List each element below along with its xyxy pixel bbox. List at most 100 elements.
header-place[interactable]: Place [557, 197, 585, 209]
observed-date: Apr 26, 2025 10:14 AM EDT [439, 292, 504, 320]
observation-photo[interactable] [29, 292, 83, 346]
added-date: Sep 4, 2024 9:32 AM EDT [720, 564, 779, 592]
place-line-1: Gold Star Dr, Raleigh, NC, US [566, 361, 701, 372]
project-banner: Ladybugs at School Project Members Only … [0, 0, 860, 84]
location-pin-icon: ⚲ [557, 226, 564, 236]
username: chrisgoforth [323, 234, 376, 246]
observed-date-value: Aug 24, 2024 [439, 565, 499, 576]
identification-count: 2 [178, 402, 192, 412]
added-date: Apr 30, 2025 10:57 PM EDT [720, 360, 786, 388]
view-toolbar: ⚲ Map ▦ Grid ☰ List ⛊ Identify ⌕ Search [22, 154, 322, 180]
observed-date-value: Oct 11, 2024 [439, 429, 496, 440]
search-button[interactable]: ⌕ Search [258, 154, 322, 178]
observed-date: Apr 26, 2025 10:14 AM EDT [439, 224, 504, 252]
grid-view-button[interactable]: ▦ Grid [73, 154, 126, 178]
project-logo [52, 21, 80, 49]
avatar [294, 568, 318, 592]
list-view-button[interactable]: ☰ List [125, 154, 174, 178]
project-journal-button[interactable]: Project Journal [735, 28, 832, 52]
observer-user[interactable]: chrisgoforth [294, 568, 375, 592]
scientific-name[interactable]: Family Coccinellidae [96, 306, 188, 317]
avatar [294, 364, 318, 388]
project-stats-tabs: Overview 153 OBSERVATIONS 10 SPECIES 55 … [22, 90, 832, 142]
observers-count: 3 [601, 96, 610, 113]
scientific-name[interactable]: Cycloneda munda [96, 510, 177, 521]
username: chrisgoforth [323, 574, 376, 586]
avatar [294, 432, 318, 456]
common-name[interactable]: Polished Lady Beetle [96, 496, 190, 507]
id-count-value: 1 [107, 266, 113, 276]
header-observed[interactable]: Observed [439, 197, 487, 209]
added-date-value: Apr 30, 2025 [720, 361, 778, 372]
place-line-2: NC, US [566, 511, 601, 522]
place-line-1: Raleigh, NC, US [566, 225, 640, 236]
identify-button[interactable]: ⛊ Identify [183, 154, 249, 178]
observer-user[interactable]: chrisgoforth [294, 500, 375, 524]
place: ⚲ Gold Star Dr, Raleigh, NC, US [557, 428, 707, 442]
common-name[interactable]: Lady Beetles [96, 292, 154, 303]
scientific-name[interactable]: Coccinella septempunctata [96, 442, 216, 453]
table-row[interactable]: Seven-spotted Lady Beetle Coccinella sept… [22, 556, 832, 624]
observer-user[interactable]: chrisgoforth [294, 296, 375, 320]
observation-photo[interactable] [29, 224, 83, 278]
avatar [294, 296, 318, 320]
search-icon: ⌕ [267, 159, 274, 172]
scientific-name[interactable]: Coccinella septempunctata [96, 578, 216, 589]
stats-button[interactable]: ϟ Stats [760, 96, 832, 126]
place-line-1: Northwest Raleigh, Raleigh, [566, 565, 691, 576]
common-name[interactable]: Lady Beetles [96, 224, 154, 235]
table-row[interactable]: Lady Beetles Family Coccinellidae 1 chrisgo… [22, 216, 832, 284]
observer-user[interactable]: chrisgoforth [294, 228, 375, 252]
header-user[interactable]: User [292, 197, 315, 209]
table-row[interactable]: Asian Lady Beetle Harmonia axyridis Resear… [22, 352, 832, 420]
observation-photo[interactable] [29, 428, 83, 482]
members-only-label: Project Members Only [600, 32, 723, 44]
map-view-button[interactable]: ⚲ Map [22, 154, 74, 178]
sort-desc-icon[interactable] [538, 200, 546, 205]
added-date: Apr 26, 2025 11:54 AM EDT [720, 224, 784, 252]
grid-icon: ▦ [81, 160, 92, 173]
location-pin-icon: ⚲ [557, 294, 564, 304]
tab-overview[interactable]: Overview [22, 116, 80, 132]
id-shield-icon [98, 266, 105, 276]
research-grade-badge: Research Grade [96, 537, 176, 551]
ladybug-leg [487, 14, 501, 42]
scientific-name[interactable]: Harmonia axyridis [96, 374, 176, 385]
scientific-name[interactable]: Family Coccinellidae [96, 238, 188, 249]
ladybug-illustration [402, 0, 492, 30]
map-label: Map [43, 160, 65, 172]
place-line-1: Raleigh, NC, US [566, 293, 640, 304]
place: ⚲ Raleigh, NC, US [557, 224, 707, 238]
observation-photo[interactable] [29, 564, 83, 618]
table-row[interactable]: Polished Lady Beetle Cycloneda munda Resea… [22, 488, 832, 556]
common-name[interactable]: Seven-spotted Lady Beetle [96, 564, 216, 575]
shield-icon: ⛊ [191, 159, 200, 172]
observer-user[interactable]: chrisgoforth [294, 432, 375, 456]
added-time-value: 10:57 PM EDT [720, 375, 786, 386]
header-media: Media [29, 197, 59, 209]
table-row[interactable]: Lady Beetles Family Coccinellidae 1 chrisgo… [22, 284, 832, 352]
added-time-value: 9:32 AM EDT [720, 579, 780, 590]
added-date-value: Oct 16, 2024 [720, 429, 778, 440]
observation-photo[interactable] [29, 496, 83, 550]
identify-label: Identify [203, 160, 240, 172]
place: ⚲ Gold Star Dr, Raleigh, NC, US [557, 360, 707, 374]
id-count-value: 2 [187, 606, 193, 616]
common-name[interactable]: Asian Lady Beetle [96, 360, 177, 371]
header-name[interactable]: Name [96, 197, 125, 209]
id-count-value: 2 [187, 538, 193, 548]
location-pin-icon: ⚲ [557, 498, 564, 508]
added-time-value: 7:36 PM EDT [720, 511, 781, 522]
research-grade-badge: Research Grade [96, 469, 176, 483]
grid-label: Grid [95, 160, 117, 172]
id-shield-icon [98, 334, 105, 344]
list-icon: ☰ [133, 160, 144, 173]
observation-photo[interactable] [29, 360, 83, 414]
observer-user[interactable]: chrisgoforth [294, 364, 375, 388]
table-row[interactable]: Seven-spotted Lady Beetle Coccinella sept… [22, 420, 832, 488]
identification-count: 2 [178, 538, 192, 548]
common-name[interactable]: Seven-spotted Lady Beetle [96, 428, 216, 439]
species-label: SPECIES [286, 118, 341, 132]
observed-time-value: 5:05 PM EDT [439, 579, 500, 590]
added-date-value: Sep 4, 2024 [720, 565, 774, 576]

* * * * *

▶ **GOAL**: Rewrite the listing above as a JSON array of strings, with one string for each line and no entries for blank lines.

▶ **CORRECT RESPONSE**:
[
  "List each element below along with its xyxy pixel bbox. List at most 100 elements.",
  "header-place[interactable]: Place [557, 197, 585, 209]",
  "observed-date: Apr 26, 2025 10:14 AM EDT [439, 292, 504, 320]",
  "observation-photo[interactable] [29, 292, 83, 346]",
  "added-date: Sep 4, 2024 9:32 AM EDT [720, 564, 779, 592]",
  "place-line-1: Gold Star Dr, Raleigh, NC, US [566, 361, 701, 372]",
  "project-banner: Ladybugs at School Project Members Only … [0, 0, 860, 84]",
  "location-pin-icon: ⚲ [557, 226, 564, 236]",
  "username: chrisgoforth [323, 234, 376, 246]",
  "observed-date-value: Aug 24, 2024 [439, 565, 499, 576]",
  "identification-count: 2 [178, 402, 192, 412]",
  "added-date: Apr 30, 2025 10:57 PM EDT [720, 360, 786, 388]",
  "view-toolbar: ⚲ Map ▦ Grid ☰ List ⛊ Identify ⌕ Search [22, 154, 322, 180]",
  "observed-date-value: Oct 11, 2024 [439, 429, 496, 440]",
  "search-button[interactable]: ⌕ Search [258, 154, 322, 178]",
  "observed-date: Apr 26, 2025 10:14 AM EDT [439, 224, 504, 252]",
  "grid-view-button[interactable]: ▦ Grid [73, 154, 126, 178]",
  "project-logo [52, 21, 80, 49]",
  "avatar [294, 568, 318, 592]",
  "list-view-button[interactable]: ☰ List [125, 154, 174, 178]",
  "project-journal-button[interactable]: Project Journal [735, 28, 832, 52]",
  "observer-user[interactable]: chrisgoforth [294, 568, 375, 592]",
  "scientific-name[interactable]: Family Coccinellidae [96, 306, 188, 317]",
  "avatar [294, 364, 318, 388]",
  "project-stats-tabs: Overview 153 OBSERVATIONS 10 SPECIES 55 … [22, 90, 832, 142]",
  "observers-count: 3 [601, 96, 610, 113]",
  "scientific-name[interactable]: Cycloneda munda [96, 510, 177, 521]",
  "username: chrisgoforth [323, 574, 376, 586]",
  "avatar [294, 432, 318, 456]",
  "common-name[interactable]: Polished Lady Beetle [96, 496, 190, 507]",
  "id-count-value: 1 [107, 266, 113, 276]",
  "header-observed[interactable]: Observed [439, 197, 487, 209]",
  "added-date-value: Apr 30, 2025 [720, 361, 778, 372]",
  "place-line-2: NC, US [566, 511, 601, 522]",
  "place-line-1: Raleigh, NC, US [566, 225, 640, 236]",
  "identify-button[interactable]: ⛊ Identify [183, 154, 249, 178]",
  "observer-user[interactable]: chrisgoforth [294, 500, 375, 524]",
  "place: ⚲ Gold Star Dr, Raleigh, NC, US [557, 428, 707, 442]",
  "common-name[interactable]: Lady Beetles [96, 292, 154, 303]",
  "scientific-name[interactable]: Coccinella septempunctata [96, 442, 216, 453]",
  "table-row[interactable]: Seven-spotted Lady Beetle Coccinella sept… [22, 556, 832, 624]",
  "observer-user[interactable]: chrisgoforth [294, 296, 375, 320]",
  "observation-photo[interactable] [29, 224, 83, 278]",
  "avatar [294, 296, 318, 320]",
  "search-icon: ⌕ [267, 159, 274, 172]",
  "scientific-name[interactable]: Coccinella septempunctata [96, 578, 216, 589]",
  "stats-button[interactable]: ϟ Stats [760, 96, 832, 126]",
  "place-line-1: Northwest Raleigh, Raleigh, [566, 565, 691, 576]",
  "common-name[interactable]: Lady Beetles [96, 224, 154, 235]",
  "table-row[interactable]: Lady Beetles Family Coccinellidae 1 chrisgo… [22, 216, 832, 284]",
  "observer-user[interactable]: chrisgoforth [294, 228, 375, 252]",
  "header-user[interactable]: User [292, 197, 315, 209]",
  "table-row[interactable]: Asian Lady Beetle Harmonia axyridis Resear… [22, 352, 832, 420]",
  "observation-photo[interactable] [29, 428, 83, 482]",
  "members-only-label: Project Members Only [600, 32, 723, 44]",
  "map-view-button[interactable]: ⚲ Map [22, 154, 74, 178]",
  "sort-desc-icon[interactable] [538, 200, 546, 205]",
  "added-date: Apr 26, 2025 11:54 AM EDT [720, 224, 784, 252]",
  "grid-icon: ▦ [81, 160, 92, 173]",
  "location-pin-icon: ⚲ [557, 294, 564, 304]",
  "tab-overview[interactable]: Overview [22, 116, 80, 132]",
  "id-shield-icon [98, 266, 105, 276]",
  "research-grade-badge: Research Grade [96, 537, 176, 551]",
  "ladybug-leg [487, 14, 501, 42]",
  "scientific-name[interactable]: Harmonia axyridis [96, 374, 176, 385]",
  "scientific-name[interactable]: Family Coccinellidae [96, 238, 188, 249]",
  "ladybug-illustration [402, 0, 492, 30]",
  "map-label: Map [43, 160, 65, 172]",
  "place-line-1: Raleigh, NC, US [566, 293, 640, 304]",
  "place: ⚲ Raleigh, NC, US [557, 224, 707, 238]",
  "observation-photo[interactable] [29, 564, 83, 618]",
  "table-row[interactable]: Polished Lady Beetle Cycloneda munda Resea… [22, 488, 832, 556]",
  "common-name[interactable]: Seven-spotted Lady Beetle [96, 564, 216, 575]",
  "shield-icon: ⛊ [191, 159, 200, 172]",
  "observer-user[interactable]: chrisgoforth [294, 432, 375, 456]",
  "added-time-value: 10:57 PM EDT [720, 375, 786, 386]",
  "header-media: Media [29, 197, 59, 209]",
  "table-row[interactable]: Lady Beetles Family Coccinellidae 1 chrisgo… [22, 284, 832, 352]",
  "added-time-value: 9:32 AM EDT [720, 579, 780, 590]",
  "added-date-value: Oct 16, 2024 [720, 429, 778, 440]",
  "observation-photo[interactable] [29, 496, 83, 550]",
  "identify-label: Identify [203, 160, 240, 172]",
  "place: ⚲ Gold Star Dr, Raleigh, NC, US [557, 360, 707, 374]",
  "id-count-value: 2 [187, 606, 193, 616]",
  "common-name[interactable]: Asian Lady Beetle [96, 360, 177, 371]",
  "header-name[interactable]: Name [96, 197, 125, 209]",
  "id-count-value: 2 [187, 538, 193, 548]",
  "location-pin-icon: ⚲ [557, 498, 564, 508]",
  "added-time-value: 7:36 PM EDT [720, 511, 781, 522]",
  "research-grade-badge: Research Grade [96, 469, 176, 483]",
  "grid-label: Grid [95, 160, 117, 172]",
  "id-shield-icon [98, 334, 105, 344]",
  "list-icon: ☰ [133, 160, 144, 173]",
  "observation-photo[interactable] [29, 360, 83, 414]",
  "observer-user[interactable]: chrisgoforth [294, 364, 375, 388]",
  "table-row[interactable]: Seven-spotted Lady Beetle Coccinella sept… [22, 420, 832, 488]",
  "identification-count: 2 [178, 538, 192, 548]",
  "common-name[interactable]: Seven-spotted Lady Beetle [96, 428, 216, 439]",
  "species-label: SPECIES [286, 118, 341, 132]",
  "observed-time-value: 5:05 PM EDT [439, 579, 500, 590]",
  "added-date-value: Sep 4, 2024 [720, 565, 774, 576]"
]